▼

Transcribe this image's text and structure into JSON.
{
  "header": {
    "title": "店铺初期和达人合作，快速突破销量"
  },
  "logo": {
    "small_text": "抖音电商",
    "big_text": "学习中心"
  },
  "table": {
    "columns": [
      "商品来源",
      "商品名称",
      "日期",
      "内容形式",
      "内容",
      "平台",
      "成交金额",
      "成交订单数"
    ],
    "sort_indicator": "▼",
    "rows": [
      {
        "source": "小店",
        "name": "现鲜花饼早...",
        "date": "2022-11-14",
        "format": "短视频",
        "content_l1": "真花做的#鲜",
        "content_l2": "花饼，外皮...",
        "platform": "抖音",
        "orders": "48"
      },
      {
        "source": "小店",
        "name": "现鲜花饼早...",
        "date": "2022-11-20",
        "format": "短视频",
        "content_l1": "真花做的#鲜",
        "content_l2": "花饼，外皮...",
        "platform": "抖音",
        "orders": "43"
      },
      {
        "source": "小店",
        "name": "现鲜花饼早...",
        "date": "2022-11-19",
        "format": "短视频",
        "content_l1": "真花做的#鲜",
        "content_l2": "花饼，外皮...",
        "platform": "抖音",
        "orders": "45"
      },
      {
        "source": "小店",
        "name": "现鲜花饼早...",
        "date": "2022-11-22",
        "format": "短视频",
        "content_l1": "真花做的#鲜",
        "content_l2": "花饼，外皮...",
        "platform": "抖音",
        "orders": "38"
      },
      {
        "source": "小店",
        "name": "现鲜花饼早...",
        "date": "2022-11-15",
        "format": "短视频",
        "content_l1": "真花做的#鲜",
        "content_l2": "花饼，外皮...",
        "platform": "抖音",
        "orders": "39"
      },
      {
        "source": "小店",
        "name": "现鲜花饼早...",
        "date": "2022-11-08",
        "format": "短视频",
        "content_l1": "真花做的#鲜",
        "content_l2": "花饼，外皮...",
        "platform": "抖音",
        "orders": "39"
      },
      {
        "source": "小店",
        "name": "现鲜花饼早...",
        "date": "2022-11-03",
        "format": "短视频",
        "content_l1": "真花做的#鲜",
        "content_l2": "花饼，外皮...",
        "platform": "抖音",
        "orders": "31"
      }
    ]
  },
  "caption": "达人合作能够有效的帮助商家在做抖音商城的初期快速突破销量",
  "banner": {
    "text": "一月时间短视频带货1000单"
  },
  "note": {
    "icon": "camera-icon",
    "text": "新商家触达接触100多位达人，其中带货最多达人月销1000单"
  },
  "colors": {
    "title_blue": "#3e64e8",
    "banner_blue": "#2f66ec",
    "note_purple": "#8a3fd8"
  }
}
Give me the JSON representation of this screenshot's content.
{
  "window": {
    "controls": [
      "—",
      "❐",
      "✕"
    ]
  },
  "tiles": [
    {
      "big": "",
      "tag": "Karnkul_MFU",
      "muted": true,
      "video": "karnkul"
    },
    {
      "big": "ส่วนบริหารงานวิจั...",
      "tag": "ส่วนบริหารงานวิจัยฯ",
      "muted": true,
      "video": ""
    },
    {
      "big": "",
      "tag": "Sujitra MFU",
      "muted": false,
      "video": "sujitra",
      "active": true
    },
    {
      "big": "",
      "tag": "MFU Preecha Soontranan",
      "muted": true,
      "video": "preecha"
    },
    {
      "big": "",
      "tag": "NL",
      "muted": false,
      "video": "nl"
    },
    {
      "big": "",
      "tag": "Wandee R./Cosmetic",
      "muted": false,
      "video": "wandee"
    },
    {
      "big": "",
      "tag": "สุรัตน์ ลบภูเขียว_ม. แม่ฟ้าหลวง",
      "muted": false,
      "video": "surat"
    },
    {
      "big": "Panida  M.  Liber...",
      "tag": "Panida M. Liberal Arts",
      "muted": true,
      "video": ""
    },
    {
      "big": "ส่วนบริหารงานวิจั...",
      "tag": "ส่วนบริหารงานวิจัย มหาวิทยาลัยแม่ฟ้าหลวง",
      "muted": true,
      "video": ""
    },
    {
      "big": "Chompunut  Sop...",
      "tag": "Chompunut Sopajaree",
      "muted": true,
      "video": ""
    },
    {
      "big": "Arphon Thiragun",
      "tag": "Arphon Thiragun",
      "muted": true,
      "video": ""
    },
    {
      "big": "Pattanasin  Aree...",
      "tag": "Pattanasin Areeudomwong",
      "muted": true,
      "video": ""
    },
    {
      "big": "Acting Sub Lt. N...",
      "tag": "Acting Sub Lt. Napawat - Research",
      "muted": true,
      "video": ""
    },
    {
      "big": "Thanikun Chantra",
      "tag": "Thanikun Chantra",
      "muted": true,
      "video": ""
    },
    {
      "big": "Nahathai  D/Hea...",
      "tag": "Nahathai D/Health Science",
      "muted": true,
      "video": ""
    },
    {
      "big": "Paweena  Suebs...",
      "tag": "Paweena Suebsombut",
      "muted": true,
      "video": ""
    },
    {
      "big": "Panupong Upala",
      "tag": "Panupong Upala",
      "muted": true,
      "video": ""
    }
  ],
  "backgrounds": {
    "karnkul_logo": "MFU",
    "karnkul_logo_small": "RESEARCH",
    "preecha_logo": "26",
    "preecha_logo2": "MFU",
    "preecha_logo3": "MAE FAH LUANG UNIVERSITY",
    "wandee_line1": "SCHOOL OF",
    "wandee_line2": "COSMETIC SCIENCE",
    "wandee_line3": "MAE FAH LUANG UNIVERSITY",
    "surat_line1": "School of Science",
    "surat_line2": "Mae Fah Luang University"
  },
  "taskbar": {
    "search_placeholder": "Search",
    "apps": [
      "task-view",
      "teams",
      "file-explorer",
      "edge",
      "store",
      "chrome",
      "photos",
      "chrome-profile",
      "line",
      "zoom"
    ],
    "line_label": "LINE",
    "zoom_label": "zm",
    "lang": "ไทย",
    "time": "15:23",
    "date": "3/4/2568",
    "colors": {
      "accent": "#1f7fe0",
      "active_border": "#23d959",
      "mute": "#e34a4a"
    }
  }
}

▲

> _WRITTEN TASK_: Find the lines with the string "Thiragun" and reproduce them.

> _COMPLETED EXERCISE_:
      "big": "Arphon Thiragun",
      "tag": "Arphon Thiragun",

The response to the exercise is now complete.